▶ **THE PROBLEM**
Write each line word for word, from the line that contains "Give me a plain-text" through the last line of the material below.

▶ **MATERIAL FOR THE TASK**
--- start ---

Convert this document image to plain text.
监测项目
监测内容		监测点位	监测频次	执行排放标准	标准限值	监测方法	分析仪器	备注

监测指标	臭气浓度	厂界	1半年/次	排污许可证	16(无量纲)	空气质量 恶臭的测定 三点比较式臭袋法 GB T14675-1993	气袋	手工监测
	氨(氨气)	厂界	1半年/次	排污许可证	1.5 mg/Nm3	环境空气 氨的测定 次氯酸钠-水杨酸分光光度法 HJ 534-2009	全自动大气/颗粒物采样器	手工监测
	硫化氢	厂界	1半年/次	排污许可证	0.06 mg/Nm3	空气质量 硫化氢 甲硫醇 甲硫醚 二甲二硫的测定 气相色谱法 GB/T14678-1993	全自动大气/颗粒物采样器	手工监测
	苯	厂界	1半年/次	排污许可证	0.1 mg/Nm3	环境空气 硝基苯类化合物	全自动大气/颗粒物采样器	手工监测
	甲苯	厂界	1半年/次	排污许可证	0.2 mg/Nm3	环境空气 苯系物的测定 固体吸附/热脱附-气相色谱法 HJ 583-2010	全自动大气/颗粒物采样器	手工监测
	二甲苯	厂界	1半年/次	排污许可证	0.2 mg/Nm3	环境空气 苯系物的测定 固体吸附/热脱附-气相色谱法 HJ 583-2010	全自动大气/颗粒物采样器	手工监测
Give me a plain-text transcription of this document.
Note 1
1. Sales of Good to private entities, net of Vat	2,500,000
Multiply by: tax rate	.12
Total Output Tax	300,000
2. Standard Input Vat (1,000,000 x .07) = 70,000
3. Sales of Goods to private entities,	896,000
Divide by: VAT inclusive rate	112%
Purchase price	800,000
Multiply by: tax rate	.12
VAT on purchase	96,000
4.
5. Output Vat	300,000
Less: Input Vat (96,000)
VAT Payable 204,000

--- end ---

▶ **EXPECTED OUTPUT**
Give me a plain-text transcription of this document.
Note 1
1. Sales of Good to private entities, net of Vat	2,500,000
Multiply by: tax rate	.12
Total Output Tax	300,000
2. Standard Input Vat (1,000,000 x .07) = 70,000
3. Sales of Goods to private entities,	896,000
Divide by: VAT inclusive rate	112%
Purchase price	800,000
Multiply by: tax rate	.12
VAT on purchase	96,000
4.
5. Output Vat	300,000
Less: Input Vat (96,000)
VAT Payable 204,000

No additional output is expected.